Report each line of the data that has "JSON" somewhere in it.
^^^^^^^^
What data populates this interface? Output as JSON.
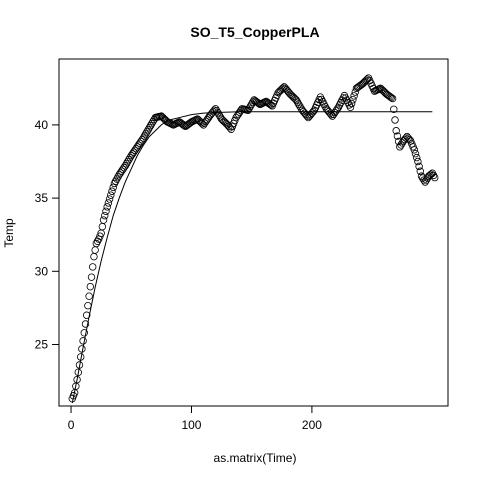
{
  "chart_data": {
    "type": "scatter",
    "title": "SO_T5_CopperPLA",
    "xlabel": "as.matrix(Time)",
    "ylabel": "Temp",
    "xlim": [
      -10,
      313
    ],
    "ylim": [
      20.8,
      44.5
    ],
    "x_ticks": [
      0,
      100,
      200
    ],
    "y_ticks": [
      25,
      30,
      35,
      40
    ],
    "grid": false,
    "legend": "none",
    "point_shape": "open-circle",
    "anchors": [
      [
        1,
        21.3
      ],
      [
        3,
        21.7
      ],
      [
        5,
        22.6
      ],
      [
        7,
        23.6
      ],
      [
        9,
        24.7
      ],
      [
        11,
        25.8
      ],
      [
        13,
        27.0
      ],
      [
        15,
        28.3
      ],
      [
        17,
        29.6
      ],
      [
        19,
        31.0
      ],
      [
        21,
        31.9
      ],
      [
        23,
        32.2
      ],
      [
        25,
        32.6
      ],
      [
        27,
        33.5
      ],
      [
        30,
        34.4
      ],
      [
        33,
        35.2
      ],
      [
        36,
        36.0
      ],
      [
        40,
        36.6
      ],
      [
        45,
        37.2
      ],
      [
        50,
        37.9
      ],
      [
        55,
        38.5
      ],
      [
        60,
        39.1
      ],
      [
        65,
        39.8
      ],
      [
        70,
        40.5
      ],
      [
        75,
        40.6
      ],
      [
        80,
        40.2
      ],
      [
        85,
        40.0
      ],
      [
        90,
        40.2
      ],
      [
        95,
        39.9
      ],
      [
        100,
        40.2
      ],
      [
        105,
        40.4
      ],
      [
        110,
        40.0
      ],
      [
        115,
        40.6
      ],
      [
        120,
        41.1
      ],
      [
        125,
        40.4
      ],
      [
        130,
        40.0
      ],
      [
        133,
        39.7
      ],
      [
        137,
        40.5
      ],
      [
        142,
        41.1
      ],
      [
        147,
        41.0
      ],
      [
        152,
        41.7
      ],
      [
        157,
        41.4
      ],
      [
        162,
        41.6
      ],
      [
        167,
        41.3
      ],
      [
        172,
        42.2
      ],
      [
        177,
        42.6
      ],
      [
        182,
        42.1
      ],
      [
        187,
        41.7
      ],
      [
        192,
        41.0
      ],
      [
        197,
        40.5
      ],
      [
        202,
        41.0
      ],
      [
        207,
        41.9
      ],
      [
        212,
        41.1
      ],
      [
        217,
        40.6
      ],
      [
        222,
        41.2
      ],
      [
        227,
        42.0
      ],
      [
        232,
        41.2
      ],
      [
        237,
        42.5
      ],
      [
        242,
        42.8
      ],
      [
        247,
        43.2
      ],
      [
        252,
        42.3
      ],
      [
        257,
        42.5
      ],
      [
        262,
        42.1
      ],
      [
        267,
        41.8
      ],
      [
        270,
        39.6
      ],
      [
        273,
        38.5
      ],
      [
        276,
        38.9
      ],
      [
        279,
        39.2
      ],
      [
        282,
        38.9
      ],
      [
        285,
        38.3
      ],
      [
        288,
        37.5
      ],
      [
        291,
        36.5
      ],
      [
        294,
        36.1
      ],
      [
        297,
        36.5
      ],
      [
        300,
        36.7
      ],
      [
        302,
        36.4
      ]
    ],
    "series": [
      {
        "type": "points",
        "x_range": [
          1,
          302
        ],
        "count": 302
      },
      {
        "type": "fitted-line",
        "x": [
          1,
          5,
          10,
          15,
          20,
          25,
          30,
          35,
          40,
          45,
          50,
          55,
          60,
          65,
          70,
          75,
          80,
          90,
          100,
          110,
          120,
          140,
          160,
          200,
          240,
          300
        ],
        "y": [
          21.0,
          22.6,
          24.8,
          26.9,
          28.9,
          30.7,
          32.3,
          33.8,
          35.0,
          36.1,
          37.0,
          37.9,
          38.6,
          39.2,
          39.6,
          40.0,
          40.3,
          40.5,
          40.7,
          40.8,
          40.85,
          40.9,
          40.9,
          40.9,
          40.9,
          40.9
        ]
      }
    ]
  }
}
^^^^^^^^
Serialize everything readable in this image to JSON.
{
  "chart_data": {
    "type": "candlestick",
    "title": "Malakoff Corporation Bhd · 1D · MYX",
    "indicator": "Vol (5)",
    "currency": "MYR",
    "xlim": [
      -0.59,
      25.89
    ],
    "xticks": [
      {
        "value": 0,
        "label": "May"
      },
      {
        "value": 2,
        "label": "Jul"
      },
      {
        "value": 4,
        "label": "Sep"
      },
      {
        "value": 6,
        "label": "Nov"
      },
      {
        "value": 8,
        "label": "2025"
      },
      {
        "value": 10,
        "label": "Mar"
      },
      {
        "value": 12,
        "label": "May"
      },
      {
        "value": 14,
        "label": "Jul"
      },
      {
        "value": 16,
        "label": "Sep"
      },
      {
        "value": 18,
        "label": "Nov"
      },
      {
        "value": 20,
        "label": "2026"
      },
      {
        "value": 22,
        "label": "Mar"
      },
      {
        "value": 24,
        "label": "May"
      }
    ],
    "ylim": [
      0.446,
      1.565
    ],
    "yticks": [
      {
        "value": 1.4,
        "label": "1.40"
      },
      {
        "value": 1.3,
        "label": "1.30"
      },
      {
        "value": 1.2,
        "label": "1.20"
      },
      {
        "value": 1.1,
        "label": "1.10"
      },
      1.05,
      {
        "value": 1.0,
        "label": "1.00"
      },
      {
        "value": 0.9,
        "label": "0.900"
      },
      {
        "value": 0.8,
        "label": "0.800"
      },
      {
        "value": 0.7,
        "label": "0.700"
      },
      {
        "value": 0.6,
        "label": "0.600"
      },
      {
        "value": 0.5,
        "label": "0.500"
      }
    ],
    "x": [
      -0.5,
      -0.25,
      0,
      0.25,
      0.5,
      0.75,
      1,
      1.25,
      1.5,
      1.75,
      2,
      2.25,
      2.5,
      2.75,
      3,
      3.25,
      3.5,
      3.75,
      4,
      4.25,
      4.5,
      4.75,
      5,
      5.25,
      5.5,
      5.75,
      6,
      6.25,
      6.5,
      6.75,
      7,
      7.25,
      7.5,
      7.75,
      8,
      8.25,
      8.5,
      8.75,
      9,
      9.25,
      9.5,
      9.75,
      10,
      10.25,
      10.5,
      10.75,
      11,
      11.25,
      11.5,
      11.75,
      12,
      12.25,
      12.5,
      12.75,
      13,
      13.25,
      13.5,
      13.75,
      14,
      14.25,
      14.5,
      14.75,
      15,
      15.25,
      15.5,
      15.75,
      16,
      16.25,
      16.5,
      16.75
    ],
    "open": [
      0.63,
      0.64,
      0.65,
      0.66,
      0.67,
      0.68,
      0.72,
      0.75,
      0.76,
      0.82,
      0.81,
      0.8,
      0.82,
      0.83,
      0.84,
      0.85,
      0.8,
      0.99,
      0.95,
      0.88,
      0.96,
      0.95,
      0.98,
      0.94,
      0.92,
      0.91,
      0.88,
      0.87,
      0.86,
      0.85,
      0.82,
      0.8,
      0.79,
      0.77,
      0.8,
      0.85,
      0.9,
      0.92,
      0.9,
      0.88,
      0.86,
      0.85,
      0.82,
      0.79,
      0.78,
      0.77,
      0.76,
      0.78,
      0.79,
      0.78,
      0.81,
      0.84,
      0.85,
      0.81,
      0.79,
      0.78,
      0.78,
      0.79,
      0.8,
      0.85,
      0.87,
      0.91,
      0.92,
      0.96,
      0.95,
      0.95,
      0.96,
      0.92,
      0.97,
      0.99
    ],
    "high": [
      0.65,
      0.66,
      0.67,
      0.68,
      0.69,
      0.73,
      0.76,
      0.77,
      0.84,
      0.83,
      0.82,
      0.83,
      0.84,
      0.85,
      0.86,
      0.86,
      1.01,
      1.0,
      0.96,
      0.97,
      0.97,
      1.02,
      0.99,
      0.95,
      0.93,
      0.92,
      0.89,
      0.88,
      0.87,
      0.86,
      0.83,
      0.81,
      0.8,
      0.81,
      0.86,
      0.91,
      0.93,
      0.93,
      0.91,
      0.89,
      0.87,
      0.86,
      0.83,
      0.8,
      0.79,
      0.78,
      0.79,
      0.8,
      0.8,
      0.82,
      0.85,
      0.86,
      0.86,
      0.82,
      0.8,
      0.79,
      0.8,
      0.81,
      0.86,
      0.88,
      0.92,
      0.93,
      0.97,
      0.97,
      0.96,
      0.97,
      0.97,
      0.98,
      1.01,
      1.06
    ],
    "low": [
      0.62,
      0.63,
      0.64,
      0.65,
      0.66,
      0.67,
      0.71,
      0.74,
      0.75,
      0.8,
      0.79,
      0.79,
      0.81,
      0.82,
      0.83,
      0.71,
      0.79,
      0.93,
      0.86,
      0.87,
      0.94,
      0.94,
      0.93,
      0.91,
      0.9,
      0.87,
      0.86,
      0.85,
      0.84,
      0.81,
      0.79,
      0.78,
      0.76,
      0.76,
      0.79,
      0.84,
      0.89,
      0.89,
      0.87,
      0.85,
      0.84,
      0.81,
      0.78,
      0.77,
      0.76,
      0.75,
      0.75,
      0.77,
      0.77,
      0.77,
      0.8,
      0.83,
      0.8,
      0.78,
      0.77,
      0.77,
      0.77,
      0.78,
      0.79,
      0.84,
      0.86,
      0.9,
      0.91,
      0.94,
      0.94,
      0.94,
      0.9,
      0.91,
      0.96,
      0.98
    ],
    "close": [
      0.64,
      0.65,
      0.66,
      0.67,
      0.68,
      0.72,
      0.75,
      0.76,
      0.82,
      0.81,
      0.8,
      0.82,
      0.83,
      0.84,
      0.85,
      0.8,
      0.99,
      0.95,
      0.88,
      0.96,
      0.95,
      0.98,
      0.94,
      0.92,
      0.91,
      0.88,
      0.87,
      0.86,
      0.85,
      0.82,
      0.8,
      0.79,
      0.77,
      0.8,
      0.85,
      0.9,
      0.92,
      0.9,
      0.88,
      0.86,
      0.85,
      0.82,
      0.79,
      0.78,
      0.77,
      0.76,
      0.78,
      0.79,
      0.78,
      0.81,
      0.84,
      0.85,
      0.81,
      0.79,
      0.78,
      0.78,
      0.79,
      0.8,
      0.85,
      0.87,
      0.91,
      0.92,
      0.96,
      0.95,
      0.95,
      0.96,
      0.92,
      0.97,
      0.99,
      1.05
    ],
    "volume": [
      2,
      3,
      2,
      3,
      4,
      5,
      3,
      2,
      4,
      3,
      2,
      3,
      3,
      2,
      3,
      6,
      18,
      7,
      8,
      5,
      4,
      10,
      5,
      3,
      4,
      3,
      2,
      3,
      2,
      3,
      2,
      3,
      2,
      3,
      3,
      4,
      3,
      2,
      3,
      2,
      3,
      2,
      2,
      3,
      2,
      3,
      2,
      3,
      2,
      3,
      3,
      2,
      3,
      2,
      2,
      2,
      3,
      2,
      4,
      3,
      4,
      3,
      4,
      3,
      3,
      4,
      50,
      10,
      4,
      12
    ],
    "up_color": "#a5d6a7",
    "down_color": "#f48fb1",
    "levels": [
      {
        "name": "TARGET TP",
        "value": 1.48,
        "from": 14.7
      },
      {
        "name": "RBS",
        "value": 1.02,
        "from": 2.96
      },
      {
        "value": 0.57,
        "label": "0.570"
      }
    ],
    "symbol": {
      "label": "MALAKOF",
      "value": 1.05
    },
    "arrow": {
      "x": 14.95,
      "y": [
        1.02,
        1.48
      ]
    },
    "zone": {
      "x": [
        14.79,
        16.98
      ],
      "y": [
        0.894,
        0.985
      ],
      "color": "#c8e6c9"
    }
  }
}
^^^^^^^^
» Answer to this exercise:
What data populates this interface? Output as JSON.
Serialize everything readable in this image to JSON.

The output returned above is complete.